> SUPPLIED DATA:
______________________________

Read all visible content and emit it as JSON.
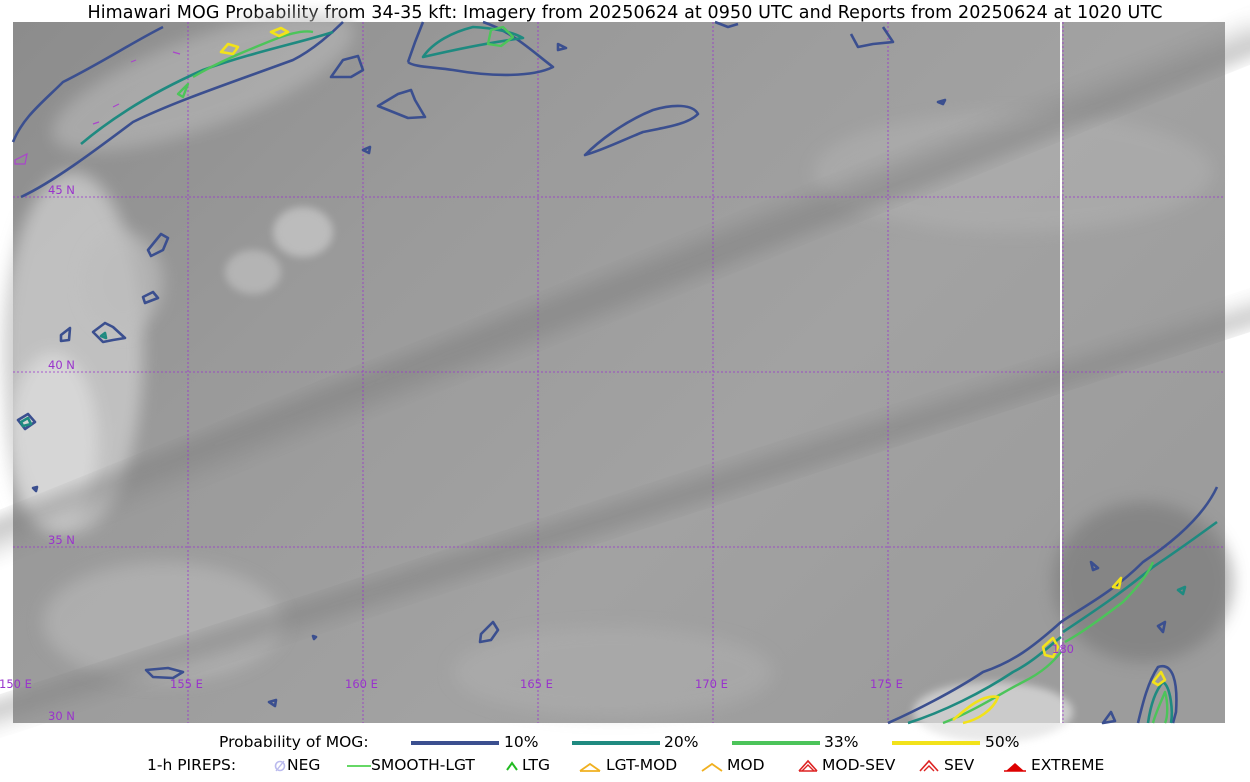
{
  "title": "Himawari MOG Probability from 34-35 kft: Imagery from 20250624 at 0950 UTC and Reports from 20250624 at 1020 UTC",
  "map": {
    "lat_labels": [
      "45 N",
      "40 N",
      "35 N",
      "30 N"
    ],
    "lon_labels": [
      "150 E",
      "155 E",
      "160 E",
      "165 E",
      "170 E",
      "175 E",
      "180"
    ],
    "gridline_color": "#9933cc"
  },
  "legend_probability": {
    "heading": "Probability of MOG:",
    "items": [
      {
        "label": "10%",
        "color": "#3b4f8f"
      },
      {
        "label": "20%",
        "color": "#1f8a80"
      },
      {
        "label": "33%",
        "color": "#4cc45a"
      },
      {
        "label": "50%",
        "color": "#f2e21a"
      }
    ]
  },
  "legend_pireps": {
    "heading": "1-h PIREPS:",
    "items": [
      {
        "label": "NEG",
        "icon": "neg-icon",
        "color": "#bbbbee"
      },
      {
        "label": "SMOOTH-LGT",
        "icon": "smooth-lgt-icon",
        "color": "#33cc33"
      },
      {
        "label": "LTG",
        "icon": "ltg-icon",
        "color": "#22bb22"
      },
      {
        "label": "LGT-MOD",
        "icon": "lgt-mod-icon",
        "color": "#f0b020"
      },
      {
        "label": "MOD",
        "icon": "mod-icon",
        "color": "#f0b020"
      },
      {
        "label": "MOD-SEV",
        "icon": "mod-sev-icon",
        "color": "#dd2222"
      },
      {
        "label": "SEV",
        "icon": "sev-icon",
        "color": "#dd2222"
      },
      {
        "label": "EXTREME",
        "icon": "extreme-icon",
        "color": "#dd0000"
      }
    ]
  }
}
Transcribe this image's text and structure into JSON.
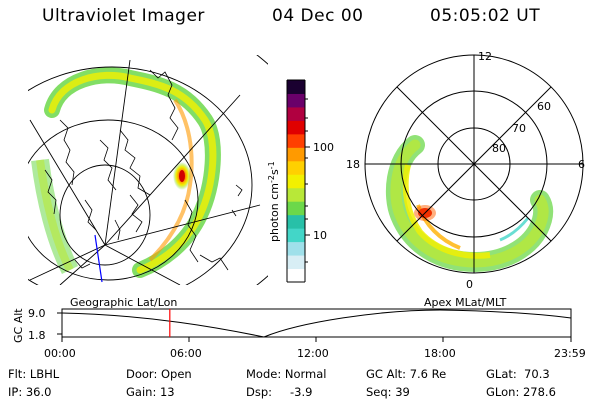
{
  "header": {
    "title": "Ultraviolet Imager",
    "date": "04 Dec 00",
    "time": "05:05:02 UT"
  },
  "colorbar": {
    "label": "photon cm-2s-1",
    "label_main": "photon cm",
    "label_exp1": "-2",
    "label_s": "s",
    "label_exp2": "-1",
    "ticks": [
      "100",
      "10"
    ],
    "tick_values": [
      100,
      10
    ],
    "colors": [
      "#ffffff",
      "#d8eef5",
      "#9fe0ea",
      "#43d6c8",
      "#28c0a8",
      "#6cd84a",
      "#b8e838",
      "#f2f000",
      "#ffd000",
      "#ff9a00",
      "#ff4000",
      "#e00000",
      "#b00040",
      "#6a006a",
      "#1a0030"
    ]
  },
  "polar_plot": {
    "hour_labels": [
      "12",
      "18",
      "6",
      "0"
    ],
    "lat_labels": [
      "60",
      "70",
      "80"
    ]
  },
  "timeline": {
    "axis_label": "GC Alt",
    "y_ticks": [
      "9.0",
      "1.8"
    ],
    "left_title": "Geographic Lat/Lon",
    "right_title": "Apex  MLat/MLT",
    "x_ticks": [
      "00:00",
      "06:00",
      "12:00",
      "18:00",
      "23:59"
    ],
    "current_time_hours": 5.08,
    "marker_color": "#ff0000"
  },
  "info": {
    "flt": "Flt: LBHL",
    "ip": "IP: 36.0",
    "door": "Door: Open",
    "gain": "Gain: 13",
    "mode": "Mode: Normal",
    "dsp_label": "Dsp:",
    "dsp_value": "-3.9",
    "gc_alt": "GC Alt: 7.6 Re",
    "seq": "Seq: 39",
    "glat": "GLat:  70.3",
    "glon": "GLon: 278.6"
  }
}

______________________________

Without the pictures, return the entries exactly as they appear.

> PROBLEM SOLUTION:
Read all visible content and emit it as JSON.
{
  "title": "Himawari MOG Probability from 34-35 kft: Imagery from 20250624 at 0950 UTC and Reports from 20250624 at 1020 UTC",
  "map": {
    "lat_labels": [
      "45 N",
      "40 N",
      "35 N",
      "30 N"
    ],
    "lon_labels": [
      "150 E",
      "155 E",
      "160 E",
      "165 E",
      "170 E",
      "175 E",
      "180"
    ],
    "gridline_color": "#9933cc"
  },
  "legend_probability": {
    "heading": "Probability of MOG:",
    "items": [
      {
        "label": "10%",
        "color": "#3b4f8f"
      },
      {
        "label": "20%",
        "color": "#1f8a80"
      },
      {
        "label": "33%",
        "color": "#4cc45a"
      },
      {
        "label": "50%",
        "color": "#f2e21a"
      }
    ]
  },
  "legend_pireps": {
    "heading": "1-h PIREPS:",
    "items": [
      {
        "label": "NEG",
        "icon": "neg-icon",
        "color": "#bbbbee"
      },
      {
        "label": "SMOOTH-LGT",
        "icon": "smooth-lgt-icon",
        "color": "#33cc33"
      },
      {
        "label": "LTG",
        "icon": "ltg-icon",
        "color": "#22bb22"
      },
      {
        "label": "LGT-MOD",
        "icon": "lgt-mod-icon",
        "color": "#f0b020"
      },
      {
        "label": "MOD",
        "icon": "mod-icon",
        "color": "#f0b020"
      },
      {
        "label": "MOD-SEV",
        "icon": "mod-sev-icon",
        "color": "#dd2222"
      },
      {
        "label": "SEV",
        "icon": "sev-icon",
        "color": "#dd2222"
      },
      {
        "label": "EXTREME",
        "icon": "extreme-icon",
        "color": "#dd0000"
      }
    ]
  }
}
Transcribe this image's text and structure into JSON.
{
  "header": {
    "title": "Ultraviolet Imager",
    "date": "04 Dec 00",
    "time": "05:05:02 UT"
  },
  "colorbar": {
    "label": "photon cm-2s-1",
    "label_main": "photon cm",
    "label_exp1": "-2",
    "label_s": "s",
    "label_exp2": "-1",
    "ticks": [
      "100",
      "10"
    ],
    "tick_values": [
      100,
      10
    ],
    "colors": [
      "#ffffff",
      "#d8eef5",
      "#9fe0ea",
      "#43d6c8",
      "#28c0a8",
      "#6cd84a",
      "#b8e838",
      "#f2f000",
      "#ffd000",
      "#ff9a00",
      "#ff4000",
      "#e00000",
      "#b00040",
      "#6a006a",
      "#1a0030"
    ]
  },
  "polar_plot": {
    "hour_labels": [
      "12",
      "18",
      "6",
      "0"
    ],
    "lat_labels": [
      "60",
      "70",
      "80"
    ]
  },
  "timeline": {
    "axis_label": "GC Alt",
    "y_ticks": [
      "9.0",
      "1.8"
    ],
    "left_title": "Geographic Lat/Lon",
    "right_title": "Apex  MLat/MLT",
    "x_ticks": [
      "00:00",
      "06:00",
      "12:00",
      "18:00",
      "23:59"
    ],
    "current_time_hours": 5.08,
    "marker_color": "#ff0000"
  },
  "info": {
    "flt": "Flt: LBHL",
    "ip": "IP: 36.0",
    "door": "Door: Open",
    "gain": "Gain: 13",
    "mode": "Mode: Normal",
    "dsp_label": "Dsp:",
    "dsp_value": "-3.9",
    "gc_alt": "GC Alt: 7.6 Re",
    "seq": "Seq: 39",
    "glat": "GLat:  70.3",
    "glon": "GLon: 278.6"
  }
}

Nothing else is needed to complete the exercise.